MATERIAL
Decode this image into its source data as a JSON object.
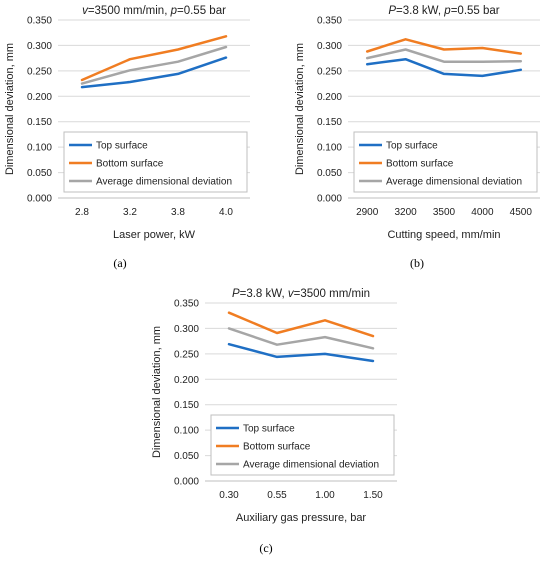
{
  "chart_data": [
    {
      "type": "line",
      "panel_label": "(a)",
      "title_parts": [
        {
          "t": "v",
          "italic": true
        },
        {
          "t": "=3500 mm/min, ",
          "italic": false
        },
        {
          "t": "p",
          "italic": true
        },
        {
          "t": "=0.55 bar",
          "italic": false
        }
      ],
      "xlabel": "Laser power, kW",
      "ylabel": "Dimensional deviation, mm",
      "categories": [
        "2.8",
        "3.2",
        "3.8",
        "4.0"
      ],
      "ylim": [
        0,
        0.35
      ],
      "yticks": [
        "0.000",
        "0.050",
        "0.100",
        "0.150",
        "0.200",
        "0.250",
        "0.300",
        "0.350"
      ],
      "grid": "horizontal",
      "legend_position": "bottom-right",
      "series": [
        {
          "name": "Top surface",
          "color": "#1f6fc4",
          "values": [
            0.218,
            0.228,
            0.244,
            0.276
          ]
        },
        {
          "name": "Bottom surface",
          "color": "#f07d22",
          "values": [
            0.232,
            0.273,
            0.292,
            0.318
          ]
        },
        {
          "name": "Average dimensional deviation",
          "color": "#a6a6a6",
          "values": [
            0.225,
            0.251,
            0.268,
            0.297
          ]
        }
      ]
    },
    {
      "type": "line",
      "panel_label": "(b)",
      "title_parts": [
        {
          "t": "P",
          "italic": true
        },
        {
          "t": "=3.8 kW, ",
          "italic": false
        },
        {
          "t": "p",
          "italic": true
        },
        {
          "t": "=0.55 bar",
          "italic": false
        }
      ],
      "xlabel": "Cutting speed, mm/min",
      "ylabel": "Dimensional deviation, mm",
      "categories": [
        "2900",
        "3200",
        "3500",
        "4000",
        "4500"
      ],
      "ylim": [
        0,
        0.35
      ],
      "yticks": [
        "0.000",
        "0.050",
        "0.100",
        "0.150",
        "0.200",
        "0.250",
        "0.300",
        "0.350"
      ],
      "grid": "horizontal",
      "legend_position": "bottom-right",
      "series": [
        {
          "name": "Top surface",
          "color": "#1f6fc4",
          "values": [
            0.263,
            0.273,
            0.244,
            0.24,
            0.252
          ]
        },
        {
          "name": "Bottom surface",
          "color": "#f07d22",
          "values": [
            0.288,
            0.312,
            0.292,
            0.295,
            0.284
          ]
        },
        {
          "name": "Average dimensional deviation",
          "color": "#a6a6a6",
          "values": [
            0.275,
            0.292,
            0.268,
            0.268,
            0.269
          ]
        }
      ]
    },
    {
      "type": "line",
      "panel_label": "(c)",
      "title_parts": [
        {
          "t": "P",
          "italic": true
        },
        {
          "t": "=3.8 kW, ",
          "italic": false
        },
        {
          "t": "v",
          "italic": true
        },
        {
          "t": "=3500 mm/min",
          "italic": false
        }
      ],
      "xlabel": "Auxiliary gas pressure, bar",
      "ylabel": "Dimensional deviation, mm",
      "categories": [
        "0.30",
        "0.55",
        "1.00",
        "1.50"
      ],
      "ylim": [
        0,
        0.35
      ],
      "yticks": [
        "0.000",
        "0.050",
        "0.100",
        "0.150",
        "0.200",
        "0.250",
        "0.300",
        "0.350"
      ],
      "grid": "horizontal",
      "legend_position": "bottom-right",
      "series": [
        {
          "name": "Top surface",
          "color": "#1f6fc4",
          "values": [
            0.269,
            0.244,
            0.25,
            0.236
          ]
        },
        {
          "name": "Bottom surface",
          "color": "#f07d22",
          "values": [
            0.331,
            0.291,
            0.316,
            0.285
          ]
        },
        {
          "name": "Average dimensional deviation",
          "color": "#a6a6a6",
          "values": [
            0.3,
            0.268,
            0.283,
            0.261
          ]
        }
      ]
    }
  ]
}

TASK TO COMPLETE
Transcribe all of the material exactly, leaving out whatever pictures it contains.

SOLUTION TO THIS TASK
Decode this image into its source data as a JSON object.
{
  "chart_data": [
    {
      "type": "line",
      "panel_label": "(a)",
      "title_parts": [
        {
          "t": "v",
          "italic": true
        },
        {
          "t": "=3500 mm/min, ",
          "italic": false
        },
        {
          "t": "p",
          "italic": true
        },
        {
          "t": "=0.55 bar",
          "italic": false
        }
      ],
      "xlabel": "Laser power, kW",
      "ylabel": "Dimensional deviation, mm",
      "categories": [
        "2.8",
        "3.2",
        "3.8",
        "4.0"
      ],
      "ylim": [
        0,
        0.35
      ],
      "yticks": [
        "0.000",
        "0.050",
        "0.100",
        "0.150",
        "0.200",
        "0.250",
        "0.300",
        "0.350"
      ],
      "grid": "horizontal",
      "legend_position": "bottom-right",
      "series": [
        {
          "name": "Top surface",
          "color": "#1f6fc4",
          "values": [
            0.218,
            0.228,
            0.244,
            0.276
          ]
        },
        {
          "name": "Bottom surface",
          "color": "#f07d22",
          "values": [
            0.232,
            0.273,
            0.292,
            0.318
          ]
        },
        {
          "name": "Average dimensional deviation",
          "color": "#a6a6a6",
          "values": [
            0.225,
            0.251,
            0.268,
            0.297
          ]
        }
      ]
    },
    {
      "type": "line",
      "panel_label": "(b)",
      "title_parts": [
        {
          "t": "P",
          "italic": true
        },
        {
          "t": "=3.8 kW, ",
          "italic": false
        },
        {
          "t": "p",
          "italic": true
        },
        {
          "t": "=0.55 bar",
          "italic": false
        }
      ],
      "xlabel": "Cutting speed, mm/min",
      "ylabel": "Dimensional deviation, mm",
      "categories": [
        "2900",
        "3200",
        "3500",
        "4000",
        "4500"
      ],
      "ylim": [
        0,
        0.35
      ],
      "yticks": [
        "0.000",
        "0.050",
        "0.100",
        "0.150",
        "0.200",
        "0.250",
        "0.300",
        "0.350"
      ],
      "grid": "horizontal",
      "legend_position": "bottom-right",
      "series": [
        {
          "name": "Top surface",
          "color": "#1f6fc4",
          "values": [
            0.263,
            0.273,
            0.244,
            0.24,
            0.252
          ]
        },
        {
          "name": "Bottom surface",
          "color": "#f07d22",
          "values": [
            0.288,
            0.312,
            0.292,
            0.295,
            0.284
          ]
        },
        {
          "name": "Average dimensional deviation",
          "color": "#a6a6a6",
          "values": [
            0.275,
            0.292,
            0.268,
            0.268,
            0.269
          ]
        }
      ]
    },
    {
      "type": "line",
      "panel_label": "(c)",
      "title_parts": [
        {
          "t": "P",
          "italic": true
        },
        {
          "t": "=3.8 kW, ",
          "italic": false
        },
        {
          "t": "v",
          "italic": true
        },
        {
          "t": "=3500 mm/min",
          "italic": false
        }
      ],
      "xlabel": "Auxiliary gas pressure, bar",
      "ylabel": "Dimensional deviation, mm",
      "categories": [
        "0.30",
        "0.55",
        "1.00",
        "1.50"
      ],
      "ylim": [
        0,
        0.35
      ],
      "yticks": [
        "0.000",
        "0.050",
        "0.100",
        "0.150",
        "0.200",
        "0.250",
        "0.300",
        "0.350"
      ],
      "grid": "horizontal",
      "legend_position": "bottom-right",
      "series": [
        {
          "name": "Top surface",
          "color": "#1f6fc4",
          "values": [
            0.269,
            0.244,
            0.25,
            0.236
          ]
        },
        {
          "name": "Bottom surface",
          "color": "#f07d22",
          "values": [
            0.331,
            0.291,
            0.316,
            0.285
          ]
        },
        {
          "name": "Average dimensional deviation",
          "color": "#a6a6a6",
          "values": [
            0.3,
            0.268,
            0.283,
            0.261
          ]
        }
      ]
    }
  ]
}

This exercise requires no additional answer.